Request: Check each line of the records below and collect those holding "axis".
>> start Data in this exercise
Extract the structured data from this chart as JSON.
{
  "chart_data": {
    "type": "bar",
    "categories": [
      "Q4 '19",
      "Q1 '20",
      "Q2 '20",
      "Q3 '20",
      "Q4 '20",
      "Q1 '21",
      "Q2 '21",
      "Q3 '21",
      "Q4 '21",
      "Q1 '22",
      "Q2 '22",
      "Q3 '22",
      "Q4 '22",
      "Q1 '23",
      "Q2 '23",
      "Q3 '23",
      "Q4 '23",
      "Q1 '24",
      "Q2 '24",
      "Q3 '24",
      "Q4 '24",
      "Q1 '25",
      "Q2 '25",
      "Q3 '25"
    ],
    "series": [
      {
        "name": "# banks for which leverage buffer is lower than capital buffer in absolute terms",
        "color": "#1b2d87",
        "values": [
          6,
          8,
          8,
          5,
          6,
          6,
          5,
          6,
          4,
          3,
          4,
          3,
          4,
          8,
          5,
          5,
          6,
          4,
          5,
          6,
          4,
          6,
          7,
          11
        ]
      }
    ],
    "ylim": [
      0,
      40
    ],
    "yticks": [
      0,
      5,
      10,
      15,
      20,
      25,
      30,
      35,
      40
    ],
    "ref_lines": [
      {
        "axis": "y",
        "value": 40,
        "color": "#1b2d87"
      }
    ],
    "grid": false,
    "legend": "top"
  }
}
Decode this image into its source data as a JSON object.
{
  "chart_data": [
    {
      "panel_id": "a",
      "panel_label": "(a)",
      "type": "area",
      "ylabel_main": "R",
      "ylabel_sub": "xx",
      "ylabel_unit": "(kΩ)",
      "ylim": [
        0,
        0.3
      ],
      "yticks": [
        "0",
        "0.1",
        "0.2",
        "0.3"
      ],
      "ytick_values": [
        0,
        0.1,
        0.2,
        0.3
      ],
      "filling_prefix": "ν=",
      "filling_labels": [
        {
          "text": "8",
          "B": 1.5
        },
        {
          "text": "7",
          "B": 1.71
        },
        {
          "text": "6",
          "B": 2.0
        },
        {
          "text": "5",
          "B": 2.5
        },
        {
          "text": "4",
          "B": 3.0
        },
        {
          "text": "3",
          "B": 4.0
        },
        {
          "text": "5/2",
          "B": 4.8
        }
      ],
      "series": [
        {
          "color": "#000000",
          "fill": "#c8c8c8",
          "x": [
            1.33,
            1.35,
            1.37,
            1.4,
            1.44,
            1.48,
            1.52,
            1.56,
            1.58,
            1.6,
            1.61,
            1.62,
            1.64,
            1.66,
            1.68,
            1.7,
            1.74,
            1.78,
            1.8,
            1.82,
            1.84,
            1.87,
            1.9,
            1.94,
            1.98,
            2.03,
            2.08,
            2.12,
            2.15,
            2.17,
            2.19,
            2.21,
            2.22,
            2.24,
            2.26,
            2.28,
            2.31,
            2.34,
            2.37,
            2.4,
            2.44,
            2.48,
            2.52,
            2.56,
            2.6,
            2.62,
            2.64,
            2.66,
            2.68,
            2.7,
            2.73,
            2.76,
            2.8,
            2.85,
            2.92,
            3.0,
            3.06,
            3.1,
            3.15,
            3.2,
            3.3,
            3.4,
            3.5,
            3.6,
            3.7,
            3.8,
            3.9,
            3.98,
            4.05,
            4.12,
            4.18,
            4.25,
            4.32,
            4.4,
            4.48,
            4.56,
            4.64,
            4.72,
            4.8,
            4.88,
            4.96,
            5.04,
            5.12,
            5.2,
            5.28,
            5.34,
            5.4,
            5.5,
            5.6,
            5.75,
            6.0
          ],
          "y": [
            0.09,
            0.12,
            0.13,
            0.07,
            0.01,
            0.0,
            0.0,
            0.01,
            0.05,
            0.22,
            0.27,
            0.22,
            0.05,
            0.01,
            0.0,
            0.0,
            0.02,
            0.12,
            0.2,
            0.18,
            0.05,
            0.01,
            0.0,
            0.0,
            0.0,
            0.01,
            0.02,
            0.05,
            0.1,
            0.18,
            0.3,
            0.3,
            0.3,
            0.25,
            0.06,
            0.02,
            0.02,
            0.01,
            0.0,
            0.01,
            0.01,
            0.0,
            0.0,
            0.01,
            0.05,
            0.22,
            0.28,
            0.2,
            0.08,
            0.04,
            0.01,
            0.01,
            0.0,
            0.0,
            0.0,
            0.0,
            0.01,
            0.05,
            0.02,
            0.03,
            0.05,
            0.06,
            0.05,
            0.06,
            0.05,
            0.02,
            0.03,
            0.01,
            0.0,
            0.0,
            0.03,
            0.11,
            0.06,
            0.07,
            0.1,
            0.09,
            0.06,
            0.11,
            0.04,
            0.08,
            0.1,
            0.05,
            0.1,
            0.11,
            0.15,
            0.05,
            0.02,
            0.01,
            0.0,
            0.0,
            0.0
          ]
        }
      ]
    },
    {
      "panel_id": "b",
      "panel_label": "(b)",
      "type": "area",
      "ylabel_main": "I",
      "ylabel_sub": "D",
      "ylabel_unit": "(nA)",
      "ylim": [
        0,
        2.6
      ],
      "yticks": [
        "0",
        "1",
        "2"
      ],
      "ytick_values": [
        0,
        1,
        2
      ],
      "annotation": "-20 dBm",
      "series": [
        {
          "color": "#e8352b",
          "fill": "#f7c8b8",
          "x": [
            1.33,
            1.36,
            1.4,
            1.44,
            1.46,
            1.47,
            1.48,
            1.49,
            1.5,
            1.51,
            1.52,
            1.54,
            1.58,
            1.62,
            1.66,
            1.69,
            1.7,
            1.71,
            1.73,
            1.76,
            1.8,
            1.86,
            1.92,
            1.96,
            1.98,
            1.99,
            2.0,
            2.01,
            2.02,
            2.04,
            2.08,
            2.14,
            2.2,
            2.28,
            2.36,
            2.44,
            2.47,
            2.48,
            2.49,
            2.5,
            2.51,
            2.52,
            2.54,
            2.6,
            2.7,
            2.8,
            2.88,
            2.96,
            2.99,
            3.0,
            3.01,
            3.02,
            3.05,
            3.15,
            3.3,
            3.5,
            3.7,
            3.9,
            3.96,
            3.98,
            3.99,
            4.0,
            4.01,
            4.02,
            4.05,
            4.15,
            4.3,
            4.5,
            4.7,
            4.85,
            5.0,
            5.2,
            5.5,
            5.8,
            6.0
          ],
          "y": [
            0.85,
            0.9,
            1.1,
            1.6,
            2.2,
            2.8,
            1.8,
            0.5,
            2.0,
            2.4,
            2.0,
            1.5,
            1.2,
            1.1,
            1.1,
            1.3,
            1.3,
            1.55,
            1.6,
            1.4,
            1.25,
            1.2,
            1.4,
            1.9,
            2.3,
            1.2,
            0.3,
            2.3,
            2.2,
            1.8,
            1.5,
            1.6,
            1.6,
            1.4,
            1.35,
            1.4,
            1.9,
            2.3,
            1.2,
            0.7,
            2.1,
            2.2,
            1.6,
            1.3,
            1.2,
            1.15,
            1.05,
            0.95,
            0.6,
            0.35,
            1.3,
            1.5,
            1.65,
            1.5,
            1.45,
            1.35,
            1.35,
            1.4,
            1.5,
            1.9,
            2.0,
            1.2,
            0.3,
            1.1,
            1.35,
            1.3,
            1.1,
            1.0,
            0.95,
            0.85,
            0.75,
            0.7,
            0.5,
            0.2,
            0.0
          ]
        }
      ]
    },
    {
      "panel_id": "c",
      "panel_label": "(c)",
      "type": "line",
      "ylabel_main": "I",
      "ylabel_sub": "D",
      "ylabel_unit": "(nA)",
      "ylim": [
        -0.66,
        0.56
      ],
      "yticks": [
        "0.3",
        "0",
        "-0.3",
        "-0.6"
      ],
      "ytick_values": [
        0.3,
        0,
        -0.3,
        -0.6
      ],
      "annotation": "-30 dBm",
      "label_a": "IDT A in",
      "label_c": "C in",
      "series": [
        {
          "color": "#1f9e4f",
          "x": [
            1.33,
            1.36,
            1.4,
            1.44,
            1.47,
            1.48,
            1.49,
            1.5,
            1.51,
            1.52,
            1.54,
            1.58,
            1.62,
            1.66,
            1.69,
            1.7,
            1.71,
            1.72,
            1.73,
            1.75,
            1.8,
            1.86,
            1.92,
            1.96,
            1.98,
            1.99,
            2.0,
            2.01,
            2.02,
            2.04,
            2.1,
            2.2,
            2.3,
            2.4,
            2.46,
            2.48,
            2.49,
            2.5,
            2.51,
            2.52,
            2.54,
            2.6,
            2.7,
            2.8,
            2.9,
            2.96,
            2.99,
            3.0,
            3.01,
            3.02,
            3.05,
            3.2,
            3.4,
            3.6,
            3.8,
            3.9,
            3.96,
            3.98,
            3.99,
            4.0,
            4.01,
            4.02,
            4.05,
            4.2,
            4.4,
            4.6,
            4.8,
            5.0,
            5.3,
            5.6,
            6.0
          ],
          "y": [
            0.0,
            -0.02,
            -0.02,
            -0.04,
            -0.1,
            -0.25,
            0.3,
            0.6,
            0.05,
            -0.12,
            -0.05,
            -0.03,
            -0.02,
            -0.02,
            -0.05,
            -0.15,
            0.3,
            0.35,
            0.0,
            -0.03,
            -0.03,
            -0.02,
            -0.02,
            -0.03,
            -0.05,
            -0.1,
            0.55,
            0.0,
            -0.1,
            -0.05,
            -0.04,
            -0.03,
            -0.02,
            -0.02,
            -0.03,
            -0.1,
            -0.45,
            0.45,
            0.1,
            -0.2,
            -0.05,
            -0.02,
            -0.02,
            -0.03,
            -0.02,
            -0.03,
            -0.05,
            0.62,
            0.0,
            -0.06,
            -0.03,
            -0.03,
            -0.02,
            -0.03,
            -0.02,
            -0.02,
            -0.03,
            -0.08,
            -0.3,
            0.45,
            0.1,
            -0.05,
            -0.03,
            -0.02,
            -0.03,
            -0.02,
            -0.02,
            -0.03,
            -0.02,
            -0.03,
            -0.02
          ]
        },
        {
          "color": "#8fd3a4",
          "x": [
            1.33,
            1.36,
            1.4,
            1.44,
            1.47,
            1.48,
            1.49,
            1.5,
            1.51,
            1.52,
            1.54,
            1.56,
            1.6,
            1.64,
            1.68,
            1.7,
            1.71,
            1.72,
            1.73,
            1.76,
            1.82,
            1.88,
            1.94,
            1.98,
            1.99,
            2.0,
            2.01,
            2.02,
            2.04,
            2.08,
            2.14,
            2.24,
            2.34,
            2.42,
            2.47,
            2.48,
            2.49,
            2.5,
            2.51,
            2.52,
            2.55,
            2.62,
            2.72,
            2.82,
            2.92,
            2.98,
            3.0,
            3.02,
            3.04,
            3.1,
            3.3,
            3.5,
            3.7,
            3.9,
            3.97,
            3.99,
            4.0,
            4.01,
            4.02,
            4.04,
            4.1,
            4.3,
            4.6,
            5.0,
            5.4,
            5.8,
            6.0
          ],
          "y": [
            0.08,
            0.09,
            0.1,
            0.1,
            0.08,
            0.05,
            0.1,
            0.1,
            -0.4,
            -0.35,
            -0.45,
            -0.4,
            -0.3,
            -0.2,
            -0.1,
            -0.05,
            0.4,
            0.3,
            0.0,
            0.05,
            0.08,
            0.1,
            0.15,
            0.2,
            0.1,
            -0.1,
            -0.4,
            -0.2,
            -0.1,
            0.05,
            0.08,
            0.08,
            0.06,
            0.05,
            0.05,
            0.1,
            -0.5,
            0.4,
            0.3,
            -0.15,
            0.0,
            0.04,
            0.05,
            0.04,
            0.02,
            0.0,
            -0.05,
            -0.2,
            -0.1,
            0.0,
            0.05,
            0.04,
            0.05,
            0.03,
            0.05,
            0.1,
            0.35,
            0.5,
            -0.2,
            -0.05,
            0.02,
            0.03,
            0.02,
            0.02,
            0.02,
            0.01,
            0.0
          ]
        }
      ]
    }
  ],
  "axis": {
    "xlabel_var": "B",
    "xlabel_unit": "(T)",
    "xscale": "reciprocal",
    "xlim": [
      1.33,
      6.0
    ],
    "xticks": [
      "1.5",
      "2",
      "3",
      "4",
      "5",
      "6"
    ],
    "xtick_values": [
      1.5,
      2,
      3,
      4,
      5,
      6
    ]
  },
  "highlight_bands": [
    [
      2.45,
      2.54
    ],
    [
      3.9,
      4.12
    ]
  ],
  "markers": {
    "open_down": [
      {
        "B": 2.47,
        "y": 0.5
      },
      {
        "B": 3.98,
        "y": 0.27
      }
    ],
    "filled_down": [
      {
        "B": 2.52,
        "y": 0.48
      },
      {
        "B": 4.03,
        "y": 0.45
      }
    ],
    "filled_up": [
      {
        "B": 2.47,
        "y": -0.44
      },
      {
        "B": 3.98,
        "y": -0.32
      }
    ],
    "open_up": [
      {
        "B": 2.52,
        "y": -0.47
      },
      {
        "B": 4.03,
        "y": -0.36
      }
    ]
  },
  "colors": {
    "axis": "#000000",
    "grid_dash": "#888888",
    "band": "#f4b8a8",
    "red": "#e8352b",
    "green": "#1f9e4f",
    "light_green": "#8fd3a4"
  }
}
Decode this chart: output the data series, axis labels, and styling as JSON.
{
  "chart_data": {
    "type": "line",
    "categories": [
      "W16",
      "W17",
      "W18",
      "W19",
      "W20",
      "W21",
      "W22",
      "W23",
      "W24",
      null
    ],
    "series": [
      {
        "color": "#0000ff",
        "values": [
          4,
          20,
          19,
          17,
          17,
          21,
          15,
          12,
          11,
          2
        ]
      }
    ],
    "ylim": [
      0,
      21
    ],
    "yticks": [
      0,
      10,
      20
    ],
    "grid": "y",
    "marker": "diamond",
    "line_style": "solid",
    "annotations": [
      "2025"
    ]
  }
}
>> end Data in this exercise
The answer:
        "axis": "y",
  "axis": {
    "axis": "#000000",
Decode this chart: output the data series, axis labels, and styling as JSON.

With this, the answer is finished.